The request:
Give back all the data exactly, line by line.

╔══

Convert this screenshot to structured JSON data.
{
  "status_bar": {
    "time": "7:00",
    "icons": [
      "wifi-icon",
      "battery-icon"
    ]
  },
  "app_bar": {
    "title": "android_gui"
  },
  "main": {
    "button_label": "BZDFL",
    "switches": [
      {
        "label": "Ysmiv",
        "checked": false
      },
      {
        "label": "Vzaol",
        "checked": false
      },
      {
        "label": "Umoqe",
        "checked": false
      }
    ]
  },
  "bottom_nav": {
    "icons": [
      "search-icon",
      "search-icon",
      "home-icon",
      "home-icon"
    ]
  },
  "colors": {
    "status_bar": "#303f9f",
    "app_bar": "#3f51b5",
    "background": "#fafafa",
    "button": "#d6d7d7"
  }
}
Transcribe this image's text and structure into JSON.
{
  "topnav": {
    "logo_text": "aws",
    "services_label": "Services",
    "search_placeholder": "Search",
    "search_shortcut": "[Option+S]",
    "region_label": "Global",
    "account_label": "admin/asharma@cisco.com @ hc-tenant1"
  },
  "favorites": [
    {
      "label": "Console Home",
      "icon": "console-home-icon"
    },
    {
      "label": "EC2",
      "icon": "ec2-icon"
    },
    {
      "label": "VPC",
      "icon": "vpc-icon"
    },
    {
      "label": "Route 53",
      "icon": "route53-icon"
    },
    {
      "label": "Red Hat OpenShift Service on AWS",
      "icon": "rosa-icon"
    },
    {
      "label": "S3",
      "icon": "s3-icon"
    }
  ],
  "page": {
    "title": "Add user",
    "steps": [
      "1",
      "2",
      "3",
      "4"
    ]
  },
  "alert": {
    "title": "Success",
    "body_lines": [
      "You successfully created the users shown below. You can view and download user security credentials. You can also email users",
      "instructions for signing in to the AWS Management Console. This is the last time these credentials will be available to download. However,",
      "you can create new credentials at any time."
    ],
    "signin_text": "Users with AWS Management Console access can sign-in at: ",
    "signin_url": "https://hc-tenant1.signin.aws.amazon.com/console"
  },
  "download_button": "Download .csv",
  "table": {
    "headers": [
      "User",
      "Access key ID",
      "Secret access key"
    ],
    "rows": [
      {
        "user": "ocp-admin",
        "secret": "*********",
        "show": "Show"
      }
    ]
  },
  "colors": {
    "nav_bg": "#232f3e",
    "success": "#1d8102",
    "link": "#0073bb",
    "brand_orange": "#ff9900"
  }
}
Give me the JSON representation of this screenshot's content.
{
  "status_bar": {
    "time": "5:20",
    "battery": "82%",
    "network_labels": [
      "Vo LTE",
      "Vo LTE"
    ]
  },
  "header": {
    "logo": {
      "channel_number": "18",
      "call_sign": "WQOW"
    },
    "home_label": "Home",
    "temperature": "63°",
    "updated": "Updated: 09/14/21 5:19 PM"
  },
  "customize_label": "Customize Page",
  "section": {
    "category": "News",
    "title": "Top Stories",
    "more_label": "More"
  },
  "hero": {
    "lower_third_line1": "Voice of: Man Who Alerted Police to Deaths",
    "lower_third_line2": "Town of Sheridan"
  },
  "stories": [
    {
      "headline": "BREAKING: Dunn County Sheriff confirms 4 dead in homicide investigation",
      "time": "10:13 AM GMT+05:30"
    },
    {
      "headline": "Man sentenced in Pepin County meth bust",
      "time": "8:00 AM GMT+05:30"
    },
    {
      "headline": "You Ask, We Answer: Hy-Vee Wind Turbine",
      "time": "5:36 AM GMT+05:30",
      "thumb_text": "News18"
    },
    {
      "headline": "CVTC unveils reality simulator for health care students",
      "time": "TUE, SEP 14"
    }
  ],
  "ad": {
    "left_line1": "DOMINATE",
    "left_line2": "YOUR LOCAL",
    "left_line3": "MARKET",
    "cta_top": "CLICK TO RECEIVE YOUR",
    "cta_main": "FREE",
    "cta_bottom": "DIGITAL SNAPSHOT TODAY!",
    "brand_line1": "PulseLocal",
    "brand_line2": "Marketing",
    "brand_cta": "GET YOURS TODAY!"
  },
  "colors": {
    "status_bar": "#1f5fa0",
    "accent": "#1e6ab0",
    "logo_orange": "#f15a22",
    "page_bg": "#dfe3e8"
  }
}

╚══

Solution to this task:
Convert this screenshot to structured JSON data.
{
  "status_bar": {
    "time": "7:00",
    "icons": [
      "wifi-icon",
      "battery-icon"
    ]
  },
  "app_bar": {
    "title": "android_gui"
  },
  "main": {
    "button_label": "BZDFL",
    "switches": [
      {
        "label": "Ysmiv",
        "checked": false
      },
      {
        "label": "Vzaol",
        "checked": false
      },
      {
        "label": "Umoqe",
        "checked": false
      }
    ]
  },
  "bottom_nav": {
    "icons": [
      "search-icon",
      "search-icon",
      "home-icon",
      "home-icon"
    ]
  },
  "colors": {
    "status_bar": "#303f9f",
    "app_bar": "#3f51b5",
    "background": "#fafafa",
    "button": "#d6d7d7"
  }
}
Transcribe this image's text and structure into JSON.
{
  "topnav": {
    "logo_text": "aws",
    "services_label": "Services",
    "search_placeholder": "Search",
    "search_shortcut": "[Option+S]",
    "region_label": "Global",
    "account_label": "admin/asharma@cisco.com @ hc-tenant1"
  },
  "favorites": [
    {
      "label": "Console Home",
      "icon": "console-home-icon"
    },
    {
      "label": "EC2",
      "icon": "ec2-icon"
    },
    {
      "label": "VPC",
      "icon": "vpc-icon"
    },
    {
      "label": "Route 53",
      "icon": "route53-icon"
    },
    {
      "label": "Red Hat OpenShift Service on AWS",
      "icon": "rosa-icon"
    },
    {
      "label": "S3",
      "icon": "s3-icon"
    }
  ],
  "page": {
    "title": "Add user",
    "steps": [
      "1",
      "2",
      "3",
      "4"
    ]
  },
  "alert": {
    "title": "Success",
    "body_lines": [
      "You successfully created the users shown below. You can view and download user security credentials. You can also email users",
      "instructions for signing in to the AWS Management Console. This is the last time these credentials will be available to download. However,",
      "you can create new credentials at any time."
    ],
    "signin_text": "Users with AWS Management Console access can sign-in at: ",
    "signin_url": "https://hc-tenant1.signin.aws.amazon.com/console"
  },
  "download_button": "Download .csv",
  "table": {
    "headers": [
      "User",
      "Access key ID",
      "Secret access key"
    ],
    "rows": [
      {
        "user": "ocp-admin",
        "secret": "*********",
        "show": "Show"
      }
    ]
  },
  "colors": {
    "nav_bg": "#232f3e",
    "success": "#1d8102",
    "link": "#0073bb",
    "brand_orange": "#ff9900"
  }
}
Give me the JSON representation of this screenshot's content.
{
  "status_bar": {
    "time": "5:20",
    "battery": "82%",
    "network_labels": [
      "Vo LTE",
      "Vo LTE"
    ]
  },
  "header": {
    "logo": {
      "channel_number": "18",
      "call_sign": "WQOW"
    },
    "home_label": "Home",
    "temperature": "63°",
    "updated": "Updated: 09/14/21 5:19 PM"
  },
  "customize_label": "Customize Page",
  "section": {
    "category": "News",
    "title": "Top Stories",
    "more_label": "More"
  },
  "hero": {
    "lower_third_line1": "Voice of: Man Who Alerted Police to Deaths",
    "lower_third_line2": "Town of Sheridan"
  },
  "stories": [
    {
      "headline": "BREAKING: Dunn County Sheriff confirms 4 dead in homicide investigation",
      "time": "10:13 AM GMT+05:30"
    },
    {
      "headline": "Man sentenced in Pepin County meth bust",
      "time": "8:00 AM GMT+05:30"
    },
    {
      "headline": "You Ask, We Answer: Hy-Vee Wind Turbine",
      "time": "5:36 AM GMT+05:30",
      "thumb_text": "News18"
    },
    {
      "headline": "CVTC unveils reality simulator for health care students",
      "time": "TUE, SEP 14"
    }
  ],
  "ad": {
    "left_line1": "DOMINATE",
    "left_line2": "YOUR LOCAL",
    "left_line3": "MARKET",
    "cta_top": "CLICK TO RECEIVE YOUR",
    "cta_main": "FREE",
    "cta_bottom": "DIGITAL SNAPSHOT TODAY!",
    "brand_line1": "PulseLocal",
    "brand_line2": "Marketing",
    "brand_cta": "GET YOURS TODAY!"
  },
  "colors": {
    "status_bar": "#1f5fa0",
    "accent": "#1e6ab0",
    "logo_orange": "#f15a22",
    "page_bg": "#dfe3e8"
  }
}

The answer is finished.